(Data records)
* start *

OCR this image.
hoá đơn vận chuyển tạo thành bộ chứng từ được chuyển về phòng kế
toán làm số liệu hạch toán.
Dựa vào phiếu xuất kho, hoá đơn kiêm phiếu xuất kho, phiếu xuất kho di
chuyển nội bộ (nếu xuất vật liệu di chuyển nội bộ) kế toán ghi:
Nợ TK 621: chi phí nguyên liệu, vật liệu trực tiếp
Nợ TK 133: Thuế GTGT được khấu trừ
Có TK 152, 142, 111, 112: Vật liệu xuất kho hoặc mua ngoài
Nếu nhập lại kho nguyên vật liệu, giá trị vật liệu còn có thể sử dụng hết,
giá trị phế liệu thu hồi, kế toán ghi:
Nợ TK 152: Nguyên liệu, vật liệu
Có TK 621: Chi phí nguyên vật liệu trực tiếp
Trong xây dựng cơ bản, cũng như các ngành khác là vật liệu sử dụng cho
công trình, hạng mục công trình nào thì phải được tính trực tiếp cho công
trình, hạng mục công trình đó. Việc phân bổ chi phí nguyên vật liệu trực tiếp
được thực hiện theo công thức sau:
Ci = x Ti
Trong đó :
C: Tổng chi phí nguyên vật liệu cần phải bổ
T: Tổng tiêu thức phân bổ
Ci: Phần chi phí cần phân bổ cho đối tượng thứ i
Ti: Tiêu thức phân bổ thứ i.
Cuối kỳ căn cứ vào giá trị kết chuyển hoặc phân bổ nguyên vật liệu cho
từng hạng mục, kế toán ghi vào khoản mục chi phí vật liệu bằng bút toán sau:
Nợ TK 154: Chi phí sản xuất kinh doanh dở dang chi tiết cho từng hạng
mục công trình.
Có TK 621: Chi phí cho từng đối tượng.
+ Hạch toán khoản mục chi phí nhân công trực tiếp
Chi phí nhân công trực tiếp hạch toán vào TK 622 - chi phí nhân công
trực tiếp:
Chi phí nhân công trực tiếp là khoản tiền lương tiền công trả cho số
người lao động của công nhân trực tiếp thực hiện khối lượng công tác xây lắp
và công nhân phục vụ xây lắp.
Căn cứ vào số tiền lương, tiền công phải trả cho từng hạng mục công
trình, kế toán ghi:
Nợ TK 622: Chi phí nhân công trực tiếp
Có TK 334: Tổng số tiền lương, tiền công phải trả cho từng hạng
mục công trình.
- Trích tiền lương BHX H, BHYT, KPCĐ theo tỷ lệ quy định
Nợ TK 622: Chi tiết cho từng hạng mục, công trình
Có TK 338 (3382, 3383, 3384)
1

* end *

> _The request_
Copy out every line in the listing where the word "từng" appears.

> _Solution to this problem_
từng hạng mục, kế toán ghi vào khoản mục chi phí vật liệu bằng bút toán sau:
Nợ TK 154: Chi phí sản xuất kinh doanh dở dang chi tiết cho từng hạng
Có TK 621: Chi phí cho từng đối tượng.
Căn cứ vào số tiền lương, tiền công phải trả cho từng hạng mục công
Có TK 334: Tổng số tiền lương, tiền công phải trả cho từng hạng
Nợ TK 622: Chi tiết cho từng hạng mục, công trình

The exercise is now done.